> _Entries taken from a collection_:
-------
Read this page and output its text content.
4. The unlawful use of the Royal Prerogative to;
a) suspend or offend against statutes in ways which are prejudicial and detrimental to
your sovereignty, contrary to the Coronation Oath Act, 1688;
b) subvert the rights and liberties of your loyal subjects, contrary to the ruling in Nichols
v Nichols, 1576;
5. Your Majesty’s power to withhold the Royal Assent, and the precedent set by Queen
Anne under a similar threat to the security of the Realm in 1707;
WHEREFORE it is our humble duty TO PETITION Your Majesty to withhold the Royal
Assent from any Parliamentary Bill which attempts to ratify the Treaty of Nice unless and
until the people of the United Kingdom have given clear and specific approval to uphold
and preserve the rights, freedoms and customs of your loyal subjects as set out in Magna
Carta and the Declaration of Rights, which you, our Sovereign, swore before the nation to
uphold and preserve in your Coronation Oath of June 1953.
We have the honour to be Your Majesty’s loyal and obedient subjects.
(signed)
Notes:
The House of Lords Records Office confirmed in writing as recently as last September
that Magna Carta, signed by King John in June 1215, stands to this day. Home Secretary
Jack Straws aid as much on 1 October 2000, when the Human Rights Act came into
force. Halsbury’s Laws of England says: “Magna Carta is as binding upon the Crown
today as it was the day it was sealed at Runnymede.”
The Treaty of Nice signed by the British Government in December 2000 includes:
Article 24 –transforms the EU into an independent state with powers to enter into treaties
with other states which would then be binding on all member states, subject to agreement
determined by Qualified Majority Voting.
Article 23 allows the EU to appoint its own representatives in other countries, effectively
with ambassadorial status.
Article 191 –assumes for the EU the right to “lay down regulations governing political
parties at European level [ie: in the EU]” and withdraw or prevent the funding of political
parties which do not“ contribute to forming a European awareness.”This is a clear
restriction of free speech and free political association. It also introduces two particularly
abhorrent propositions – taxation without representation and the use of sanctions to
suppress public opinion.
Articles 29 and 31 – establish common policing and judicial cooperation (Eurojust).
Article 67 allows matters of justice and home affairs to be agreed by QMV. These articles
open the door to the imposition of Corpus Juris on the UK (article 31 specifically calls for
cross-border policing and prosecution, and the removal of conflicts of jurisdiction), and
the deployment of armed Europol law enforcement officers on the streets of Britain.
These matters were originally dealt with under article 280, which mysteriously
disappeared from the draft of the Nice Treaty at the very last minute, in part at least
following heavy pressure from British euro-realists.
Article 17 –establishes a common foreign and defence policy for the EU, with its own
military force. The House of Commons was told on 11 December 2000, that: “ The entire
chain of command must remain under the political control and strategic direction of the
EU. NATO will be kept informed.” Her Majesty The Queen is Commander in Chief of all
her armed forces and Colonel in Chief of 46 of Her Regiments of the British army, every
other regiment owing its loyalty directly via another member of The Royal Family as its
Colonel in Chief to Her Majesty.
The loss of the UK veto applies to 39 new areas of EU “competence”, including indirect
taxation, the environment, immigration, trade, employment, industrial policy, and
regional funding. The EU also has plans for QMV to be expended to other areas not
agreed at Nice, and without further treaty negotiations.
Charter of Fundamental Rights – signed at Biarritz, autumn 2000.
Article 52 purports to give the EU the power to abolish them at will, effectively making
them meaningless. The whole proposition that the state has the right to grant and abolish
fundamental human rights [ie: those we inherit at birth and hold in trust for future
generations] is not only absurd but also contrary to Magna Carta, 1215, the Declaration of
-------
> _TASK DESCRIPTION_:
Reproduce every record above exactly as it appears.

> _RESULT_:
Read this page and output its text content.
4. The unlawful use of the Royal Prerogative to;
a) suspend or offend against statutes in ways which are prejudicial and detrimental to
your sovereignty, contrary to the Coronation Oath Act, 1688;
b) subvert the rights and liberties of your loyal subjects, contrary to the ruling in Nichols
v Nichols, 1576;
5. Your Majesty’s power to withhold the Royal Assent, and the precedent set by Queen
Anne under a similar threat to the security of the Realm in 1707;
WHEREFORE it is our humble duty TO PETITION Your Majesty to withhold the Royal
Assent from any Parliamentary Bill which attempts to ratify the Treaty of Nice unless and
until the people of the United Kingdom have given clear and specific approval to uphold
and preserve the rights, freedoms and customs of your loyal subjects as set out in Magna
Carta and the Declaration of Rights, which you, our Sovereign, swore before the nation to
uphold and preserve in your Coronation Oath of June 1953.
We have the honour to be Your Majesty’s loyal and obedient subjects.
(signed)
Notes:
The House of Lords Records Office confirmed in writing as recently as last September
that Magna Carta, signed by King John in June 1215, stands to this day. Home Secretary
Jack Straws aid as much on 1 October 2000, when the Human Rights Act came into
force. Halsbury’s Laws of England says: “Magna Carta is as binding upon the Crown
today as it was the day it was sealed at Runnymede.”
The Treaty of Nice signed by the British Government in December 2000 includes:
Article 24 –transforms the EU into an independent state with powers to enter into treaties
with other states which would then be binding on all member states, subject to agreement
determined by Qualified Majority Voting.
Article 23 allows the EU to appoint its own representatives in other countries, effectively
with ambassadorial status.
Article 191 –assumes for the EU the right to “lay down regulations governing political
parties at European level [ie: in the EU]” and withdraw or prevent the funding of political
parties which do not“ contribute to forming a European awareness.”This is a clear
restriction of free speech and free political association. It also introduces two particularly
abhorrent propositions – taxation without representation and the use of sanctions to
suppress public opinion.
Articles 29 and 31 – establish common policing and judicial cooperation (Eurojust).
Article 67 allows matters of justice and home affairs to be agreed by QMV. These articles
open the door to the imposition of Corpus Juris on the UK (article 31 specifically calls for
cross-border policing and prosecution, and the removal of conflicts of jurisdiction), and
the deployment of armed Europol law enforcement officers on the streets of Britain.
These matters were originally dealt with under article 280, which mysteriously
disappeared from the draft of the Nice Treaty at the very last minute, in part at least
following heavy pressure from British euro-realists.
Article 17 –establishes a common foreign and defence policy for the EU, with its own
military force. The House of Commons was told on 11 December 2000, that: “ The entire
chain of command must remain under the political control and strategic direction of the
EU. NATO will be kept informed.” Her Majesty The Queen is Commander in Chief of all
her armed forces and Colonel in Chief of 46 of Her Regiments of the British army, every
other regiment owing its loyalty directly via another member of The Royal Family as its
Colonel in Chief to Her Majesty.
The loss of the UK veto applies to 39 new areas of EU “competence”, including indirect
taxation, the environment, immigration, trade, employment, industrial policy, and
regional funding. The EU also has plans for QMV to be expended to other areas not
agreed at Nice, and without further treaty negotiations.
Charter of Fundamental Rights – signed at Biarritz, autumn 2000.
Article 52 purports to give the EU the power to abolish them at will, effectively making
them meaningless. The whole proposition that the state has the right to grant and abolish
fundamental human rights [ie: those we inherit at birth and hold in trust for future
generations] is not only absurd but also contrary to Magna Carta, 1215, the Declaration of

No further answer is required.